From the listing below, work out how many lines contain "left". Reply with that number only.

---- Extracted information

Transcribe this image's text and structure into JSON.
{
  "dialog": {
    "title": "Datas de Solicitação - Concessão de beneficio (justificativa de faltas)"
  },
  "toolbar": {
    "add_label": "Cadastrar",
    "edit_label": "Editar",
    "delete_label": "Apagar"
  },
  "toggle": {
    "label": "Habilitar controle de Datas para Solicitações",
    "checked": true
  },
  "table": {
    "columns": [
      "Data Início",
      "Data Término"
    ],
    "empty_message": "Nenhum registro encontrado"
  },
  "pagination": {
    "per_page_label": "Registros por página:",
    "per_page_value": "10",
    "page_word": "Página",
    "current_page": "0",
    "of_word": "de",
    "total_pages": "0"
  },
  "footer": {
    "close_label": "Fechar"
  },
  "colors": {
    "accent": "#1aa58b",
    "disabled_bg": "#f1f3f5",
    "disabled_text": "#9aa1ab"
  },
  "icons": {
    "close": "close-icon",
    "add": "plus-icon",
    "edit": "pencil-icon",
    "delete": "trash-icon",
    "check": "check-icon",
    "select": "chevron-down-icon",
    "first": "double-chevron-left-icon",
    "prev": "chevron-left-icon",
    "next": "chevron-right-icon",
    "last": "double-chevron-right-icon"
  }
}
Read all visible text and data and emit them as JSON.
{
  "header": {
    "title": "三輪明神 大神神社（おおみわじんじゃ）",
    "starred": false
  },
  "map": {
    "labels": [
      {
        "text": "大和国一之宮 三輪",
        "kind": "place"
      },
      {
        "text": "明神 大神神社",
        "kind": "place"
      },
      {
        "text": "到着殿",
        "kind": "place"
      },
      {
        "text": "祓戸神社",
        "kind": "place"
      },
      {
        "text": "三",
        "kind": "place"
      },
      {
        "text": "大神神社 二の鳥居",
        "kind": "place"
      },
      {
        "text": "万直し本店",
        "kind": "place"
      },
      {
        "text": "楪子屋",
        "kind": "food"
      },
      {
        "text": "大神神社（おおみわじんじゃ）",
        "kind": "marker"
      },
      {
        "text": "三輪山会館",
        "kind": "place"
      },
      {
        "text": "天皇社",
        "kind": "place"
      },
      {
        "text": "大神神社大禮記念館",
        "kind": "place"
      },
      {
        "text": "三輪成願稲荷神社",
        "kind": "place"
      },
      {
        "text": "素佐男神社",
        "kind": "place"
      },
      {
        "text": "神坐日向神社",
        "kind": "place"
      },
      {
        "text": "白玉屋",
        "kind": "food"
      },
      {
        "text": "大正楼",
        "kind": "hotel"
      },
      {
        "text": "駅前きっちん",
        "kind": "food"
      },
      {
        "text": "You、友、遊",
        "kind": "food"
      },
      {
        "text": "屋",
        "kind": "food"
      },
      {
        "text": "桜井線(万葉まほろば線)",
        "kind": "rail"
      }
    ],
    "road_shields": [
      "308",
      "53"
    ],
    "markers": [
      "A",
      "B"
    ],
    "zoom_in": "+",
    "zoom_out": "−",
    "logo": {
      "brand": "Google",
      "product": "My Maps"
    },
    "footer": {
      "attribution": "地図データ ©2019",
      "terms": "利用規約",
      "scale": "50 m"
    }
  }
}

--------

● **Task response**
2